Find every line containing the word "Código" and report the count, nothing more.

-- START OF Information supplied --

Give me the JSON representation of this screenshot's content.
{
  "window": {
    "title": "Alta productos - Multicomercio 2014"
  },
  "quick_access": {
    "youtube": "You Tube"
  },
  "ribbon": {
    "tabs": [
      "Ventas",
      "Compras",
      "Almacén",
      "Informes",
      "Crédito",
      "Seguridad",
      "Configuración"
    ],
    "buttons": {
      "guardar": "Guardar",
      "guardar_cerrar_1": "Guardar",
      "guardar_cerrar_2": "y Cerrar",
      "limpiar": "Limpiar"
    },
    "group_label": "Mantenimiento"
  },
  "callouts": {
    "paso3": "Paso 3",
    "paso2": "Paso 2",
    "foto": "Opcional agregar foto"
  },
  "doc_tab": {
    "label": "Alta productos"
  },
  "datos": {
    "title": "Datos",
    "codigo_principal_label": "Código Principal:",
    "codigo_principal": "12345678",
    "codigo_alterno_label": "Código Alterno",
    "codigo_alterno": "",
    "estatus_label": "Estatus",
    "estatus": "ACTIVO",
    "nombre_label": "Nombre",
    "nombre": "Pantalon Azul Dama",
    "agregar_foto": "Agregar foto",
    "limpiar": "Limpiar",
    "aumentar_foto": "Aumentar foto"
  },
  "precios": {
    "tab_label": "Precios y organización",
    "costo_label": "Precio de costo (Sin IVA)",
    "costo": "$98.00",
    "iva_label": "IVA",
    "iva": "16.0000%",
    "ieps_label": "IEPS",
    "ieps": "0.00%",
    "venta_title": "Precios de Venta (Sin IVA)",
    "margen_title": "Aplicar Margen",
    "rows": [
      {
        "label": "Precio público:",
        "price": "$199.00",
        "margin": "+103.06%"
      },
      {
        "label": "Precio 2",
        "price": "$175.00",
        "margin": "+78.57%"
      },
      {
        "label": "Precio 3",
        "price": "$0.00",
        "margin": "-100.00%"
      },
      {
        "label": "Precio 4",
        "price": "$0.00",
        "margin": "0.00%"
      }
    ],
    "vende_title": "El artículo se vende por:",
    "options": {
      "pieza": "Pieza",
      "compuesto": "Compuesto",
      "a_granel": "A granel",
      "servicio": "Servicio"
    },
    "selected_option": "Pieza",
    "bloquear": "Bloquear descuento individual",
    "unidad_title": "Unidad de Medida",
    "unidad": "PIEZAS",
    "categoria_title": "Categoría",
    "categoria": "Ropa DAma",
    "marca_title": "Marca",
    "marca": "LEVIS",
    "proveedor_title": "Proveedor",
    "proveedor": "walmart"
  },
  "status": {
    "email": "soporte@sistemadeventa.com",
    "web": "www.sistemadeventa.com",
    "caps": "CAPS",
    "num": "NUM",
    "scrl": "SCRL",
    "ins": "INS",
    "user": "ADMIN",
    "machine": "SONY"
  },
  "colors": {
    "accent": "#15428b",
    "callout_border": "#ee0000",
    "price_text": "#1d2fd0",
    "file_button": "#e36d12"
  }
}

-- END OF Information supplied --

◆ Answer for this exercise: 2